** DATA EXCERPTS follows **
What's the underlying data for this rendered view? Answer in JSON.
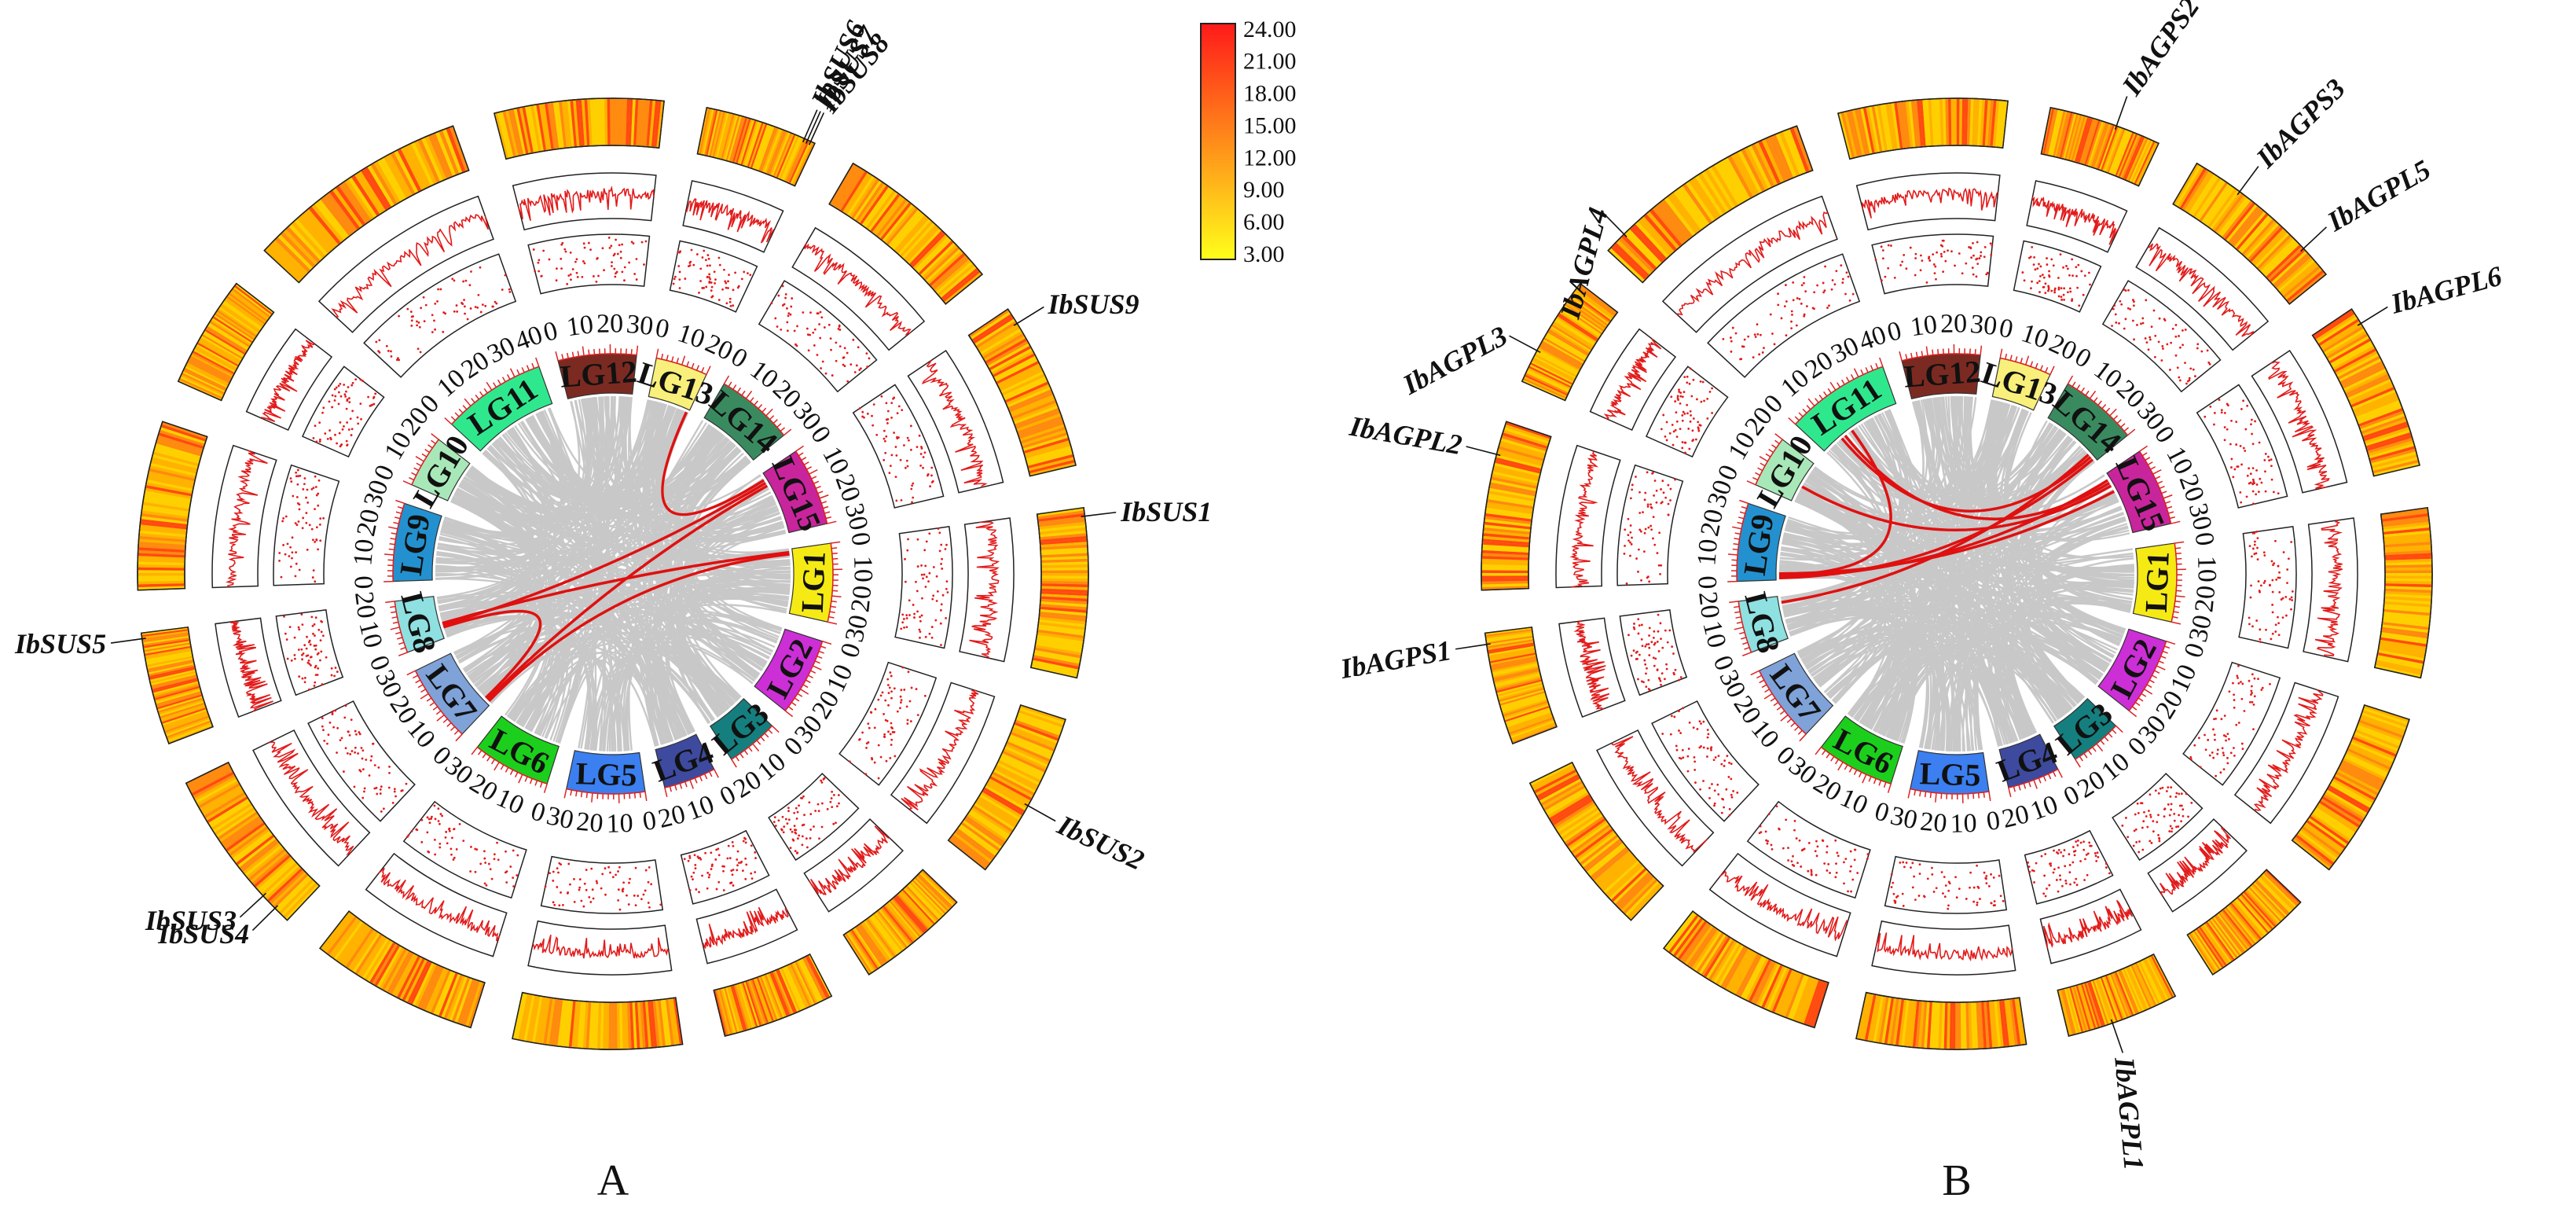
{
  "chromosomes": [
    {
      "name": "LG1",
      "color": "#f5ea14",
      "max": 30,
      "ticks": [
        0,
        10,
        20,
        30
      ]
    },
    {
      "name": "LG2",
      "color": "#cc2fd6",
      "max": 30,
      "ticks": [
        0,
        10,
        20,
        30
      ]
    },
    {
      "name": "LG3",
      "color": "#157f7f",
      "max": 20,
      "ticks": [
        0,
        10,
        20
      ]
    },
    {
      "name": "LG4",
      "color": "#3d4a9e",
      "max": 20,
      "ticks": [
        0,
        10,
        20
      ]
    },
    {
      "name": "LG5",
      "color": "#3b7ff0",
      "max": 30,
      "ticks": [
        0,
        10,
        20,
        30
      ]
    },
    {
      "name": "LG6",
      "color": "#1ccf1c",
      "max": 30,
      "ticks": [
        0,
        10,
        20,
        30
      ]
    },
    {
      "name": "LG7",
      "color": "#7fa2d8",
      "max": 30,
      "ticks": [
        0,
        10,
        20,
        30
      ]
    },
    {
      "name": "LG8",
      "color": "#8fe0e0",
      "max": 20,
      "ticks": [
        0,
        10,
        20
      ]
    },
    {
      "name": "LG9",
      "color": "#2391cf",
      "max": 30,
      "ticks": [
        0,
        10,
        20,
        30
      ]
    },
    {
      "name": "LG10",
      "color": "#a8e8b8",
      "max": 20,
      "ticks": [
        0,
        10,
        20
      ]
    },
    {
      "name": "LG11",
      "color": "#2fe88e",
      "max": 40,
      "ticks": [
        0,
        10,
        20,
        30,
        40
      ]
    },
    {
      "name": "LG12",
      "color": "#7b2a22",
      "max": 30,
      "ticks": [
        0,
        10,
        20,
        30
      ]
    },
    {
      "name": "LG13",
      "color": "#f8f07a",
      "max": 20,
      "ticks": [
        0,
        10,
        20
      ]
    },
    {
      "name": "LG14",
      "color": "#3a8a60",
      "max": 30,
      "ticks": [
        0,
        10,
        20,
        30
      ]
    },
    {
      "name": "LG15",
      "color": "#c8259c",
      "max": 30,
      "ticks": [
        0,
        10,
        20,
        30
      ]
    }
  ],
  "legend": {
    "values": [
      "24.00",
      "21.00",
      "18.00",
      "15.00",
      "12.00",
      "9.00",
      "6.00",
      "3.00"
    ],
    "color_high": "#ff1a1a",
    "color_mid": "#ff8c1a",
    "color_low": "#ffff1a"
  },
  "panels": [
    {
      "letter": "A",
      "genes": [
        {
          "text": "IbSUS6",
          "lg": "LG13",
          "pos": 0.9,
          "angle": -65
        },
        {
          "text": "IbSUS7",
          "lg": "LG13",
          "pos": 0.93,
          "angle": -58
        },
        {
          "text": "IbSUS8",
          "lg": "LG13",
          "pos": 0.96,
          "angle": -51
        },
        {
          "text": "IbSUS9",
          "lg": "LG15",
          "pos": 0.1,
          "angle": 0
        },
        {
          "text": "IbSUS1",
          "lg": "LG1",
          "pos": 0.05,
          "angle": 0
        },
        {
          "text": "IbSUS2",
          "lg": "LG2",
          "pos": 0.55,
          "angle": 25
        },
        {
          "text": "IbSUS5",
          "lg": "LG8",
          "pos": 0.95,
          "angle": 0
        },
        {
          "text": "IbSUS4",
          "lg": "LG7",
          "pos": 0.1,
          "angle": 0
        },
        {
          "text": "IbSUS3",
          "lg": "LG7",
          "pos": 0.2,
          "angle": 0
        }
      ],
      "links": [
        {
          "from": [
            "LG8",
            0.3
          ],
          "to": [
            "LG15",
            0.15
          ]
        },
        {
          "from": [
            "LG8",
            0.35
          ],
          "to": [
            "LG1",
            0.05
          ]
        },
        {
          "from": [
            "LG7",
            0.08
          ],
          "to": [
            "LG15",
            0.2
          ]
        },
        {
          "from": [
            "LG7",
            0.12
          ],
          "to": [
            "LG8",
            0.25
          ]
        },
        {
          "from": [
            "LG13",
            0.95
          ],
          "to": [
            "LG15",
            0.1
          ]
        },
        {
          "from": [
            "LG7",
            0.05
          ],
          "to": [
            "LG1",
            0.08
          ]
        }
      ]
    },
    {
      "letter": "B",
      "genes": [
        {
          "text": "IbAGPL4",
          "lg": "LG11",
          "pos": 0.1,
          "angle": -75
        },
        {
          "text": "IbAGPS2",
          "lg": "LG13",
          "pos": 0.6,
          "angle": -55
        },
        {
          "text": "IbAGPS3",
          "lg": "LG14",
          "pos": 0.3,
          "angle": -45
        },
        {
          "text": "IbAGPL3",
          "lg": "LG10",
          "pos": 0.3,
          "angle": -28
        },
        {
          "text": "IbAGPL5",
          "lg": "LG14",
          "pos": 0.8,
          "angle": -30
        },
        {
          "text": "IbAGPL6",
          "lg": "LG15",
          "pos": 0.1,
          "angle": -15
        },
        {
          "text": "IbAGPL2",
          "lg": "LG9",
          "pos": 0.8,
          "angle": 10
        },
        {
          "text": "IbAGPS1",
          "lg": "LG8",
          "pos": 0.9,
          "angle": -10
        },
        {
          "text": "IbAGPL1",
          "lg": "LG4",
          "pos": 0.6,
          "angle": 85
        }
      ],
      "links": [
        {
          "from": [
            "LG9",
            0.05
          ],
          "to": [
            "LG15",
            0.1
          ]
        },
        {
          "from": [
            "LG9",
            0.03
          ],
          "to": [
            "LG14",
            0.95
          ]
        },
        {
          "from": [
            "LG9",
            0.08
          ],
          "to": [
            "LG11",
            0.4
          ]
        },
        {
          "from": [
            "LG11",
            0.3
          ],
          "to": [
            "LG15",
            0.15
          ]
        },
        {
          "from": [
            "LG10",
            0.4
          ],
          "to": [
            "LG15",
            0.2
          ]
        },
        {
          "from": [
            "LG11",
            0.25
          ],
          "to": [
            "LG14",
            0.9
          ]
        },
        {
          "from": [
            "LG8",
            0.85
          ],
          "to": [
            "LG14",
            0.85
          ]
        },
        {
          "from": [
            "LG9",
            0.1
          ],
          "to": [
            "LG15",
            0.3
          ]
        }
      ]
    }
  ]
}
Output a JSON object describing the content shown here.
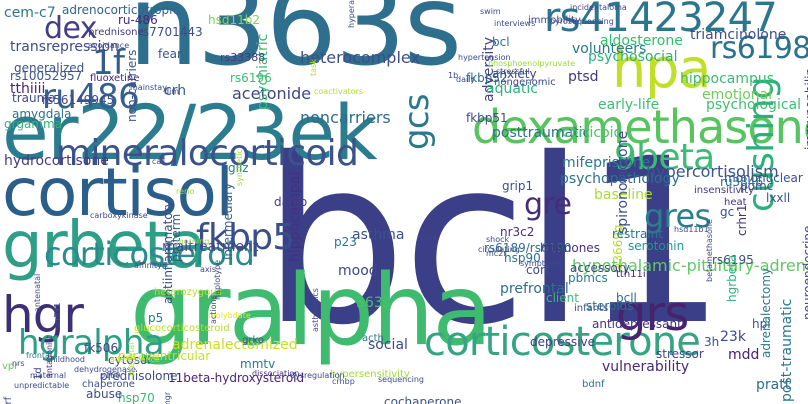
** End of DATA EXCERPTS **
**DESCRIPTION OF THE TASK**
From the listing above, count the lines that include the word "JSON" and give the total alone.

**WRITTEN REPLY**
2